Excerpted data ::
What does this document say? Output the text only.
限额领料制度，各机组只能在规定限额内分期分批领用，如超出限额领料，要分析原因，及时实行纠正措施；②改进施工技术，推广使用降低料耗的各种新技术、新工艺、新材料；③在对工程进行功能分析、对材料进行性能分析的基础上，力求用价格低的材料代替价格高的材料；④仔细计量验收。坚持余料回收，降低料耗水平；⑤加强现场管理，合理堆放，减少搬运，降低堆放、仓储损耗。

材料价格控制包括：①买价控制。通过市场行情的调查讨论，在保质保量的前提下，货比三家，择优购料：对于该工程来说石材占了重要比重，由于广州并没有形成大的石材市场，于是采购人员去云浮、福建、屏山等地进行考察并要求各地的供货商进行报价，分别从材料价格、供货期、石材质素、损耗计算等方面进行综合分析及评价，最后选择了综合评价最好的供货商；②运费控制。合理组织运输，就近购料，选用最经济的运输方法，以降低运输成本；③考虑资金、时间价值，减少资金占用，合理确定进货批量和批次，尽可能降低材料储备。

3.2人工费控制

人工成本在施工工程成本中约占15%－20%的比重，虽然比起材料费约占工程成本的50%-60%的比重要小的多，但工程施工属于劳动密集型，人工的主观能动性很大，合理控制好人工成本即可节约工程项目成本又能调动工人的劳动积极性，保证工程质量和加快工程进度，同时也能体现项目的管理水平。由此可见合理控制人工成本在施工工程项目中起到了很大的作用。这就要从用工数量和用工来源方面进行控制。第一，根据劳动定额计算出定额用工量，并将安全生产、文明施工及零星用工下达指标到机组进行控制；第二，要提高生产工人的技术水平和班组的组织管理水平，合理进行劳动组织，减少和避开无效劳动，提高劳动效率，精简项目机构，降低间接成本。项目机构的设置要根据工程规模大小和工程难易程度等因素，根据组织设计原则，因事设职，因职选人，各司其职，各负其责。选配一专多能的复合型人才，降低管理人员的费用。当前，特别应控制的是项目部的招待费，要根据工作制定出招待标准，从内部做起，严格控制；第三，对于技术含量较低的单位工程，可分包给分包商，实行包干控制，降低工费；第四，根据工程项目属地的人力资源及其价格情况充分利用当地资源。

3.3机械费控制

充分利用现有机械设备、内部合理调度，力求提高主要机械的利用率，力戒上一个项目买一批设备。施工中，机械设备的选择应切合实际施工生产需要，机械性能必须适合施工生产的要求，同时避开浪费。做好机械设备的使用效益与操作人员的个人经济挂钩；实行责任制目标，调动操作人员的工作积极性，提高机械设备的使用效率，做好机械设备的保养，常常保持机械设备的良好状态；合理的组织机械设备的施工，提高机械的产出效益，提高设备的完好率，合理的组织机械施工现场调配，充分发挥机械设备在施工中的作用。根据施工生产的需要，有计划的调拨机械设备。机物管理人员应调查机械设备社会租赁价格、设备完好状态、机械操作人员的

Given task ::
Word for word, quote all of the data above.

Exercise answer ::
What does this document say? Output the text only.
限额领料制度，各机组只能在规定限额内分期分批领用，如超出限额领料，要分析原因，及时实行纠正措施；②改进施工技术，推广使用降低料耗的各种新技术、新工艺、新材料；③在对工程进行功能分析、对材料进行性能分析的基础上，力求用价格低的材料代替价格高的材料；④仔细计量验收。坚持余料回收，降低料耗水平；⑤加强现场管理，合理堆放，减少搬运，降低堆放、仓储损耗。

材料价格控制包括：①买价控制。通过市场行情的调查讨论，在保质保量的前提下，货比三家，择优购料：对于该工程来说石材占了重要比重，由于广州并没有形成大的石材市场，于是采购人员去云浮、福建、屏山等地进行考察并要求各地的供货商进行报价，分别从材料价格、供货期、石材质素、损耗计算等方面进行综合分析及评价，最后选择了综合评价最好的供货商；②运费控制。合理组织运输，就近购料，选用最经济的运输方法，以降低运输成本；③考虑资金、时间价值，减少资金占用，合理确定进货批量和批次，尽可能降低材料储备。

3.2人工费控制

人工成本在施工工程成本中约占15%－20%的比重，虽然比起材料费约占工程成本的50%-60%的比重要小的多，但工程施工属于劳动密集型，人工的主观能动性很大，合理控制好人工成本即可节约工程项目成本又能调动工人的劳动积极性，保证工程质量和加快工程进度，同时也能体现项目的管理水平。由此可见合理控制人工成本在施工工程项目中起到了很大的作用。这就要从用工数量和用工来源方面进行控制。第一，根据劳动定额计算出定额用工量，并将安全生产、文明施工及零星用工下达指标到机组进行控制；第二，要提高生产工人的技术水平和班组的组织管理水平，合理进行劳动组织，减少和避开无效劳动，提高劳动效率，精简项目机构，降低间接成本。项目机构的设置要根据工程规模大小和工程难易程度等因素，根据组织设计原则，因事设职，因职选人，各司其职，各负其责。选配一专多能的复合型人才，降低管理人员的费用。当前，特别应控制的是项目部的招待费，要根据工作制定出招待标准，从内部做起，严格控制；第三，对于技术含量较低的单位工程，可分包给分包商，实行包干控制，降低工费；第四，根据工程项目属地的人力资源及其价格情况充分利用当地资源。

3.3机械费控制

充分利用现有机械设备、内部合理调度，力求提高主要机械的利用率，力戒上一个项目买一批设备。施工中，机械设备的选择应切合实际施工生产需要，机械性能必须适合施工生产的要求，同时避开浪费。做好机械设备的使用效益与操作人员的个人经济挂钩；实行责任制目标，调动操作人员的工作积极性，提高机械设备的使用效率，做好机械设备的保养，常常保持机械设备的良好状态；合理的组织机械设备的施工，提高机械的产出效益，提高设备的完好率，合理的组织机械施工现场调配，充分发挥机械设备在施工中的作用。根据施工生产的需要，有计划的调拨机械设备。机物管理人员应调查机械设备社会租赁价格、设备完好状态、机械操作人员的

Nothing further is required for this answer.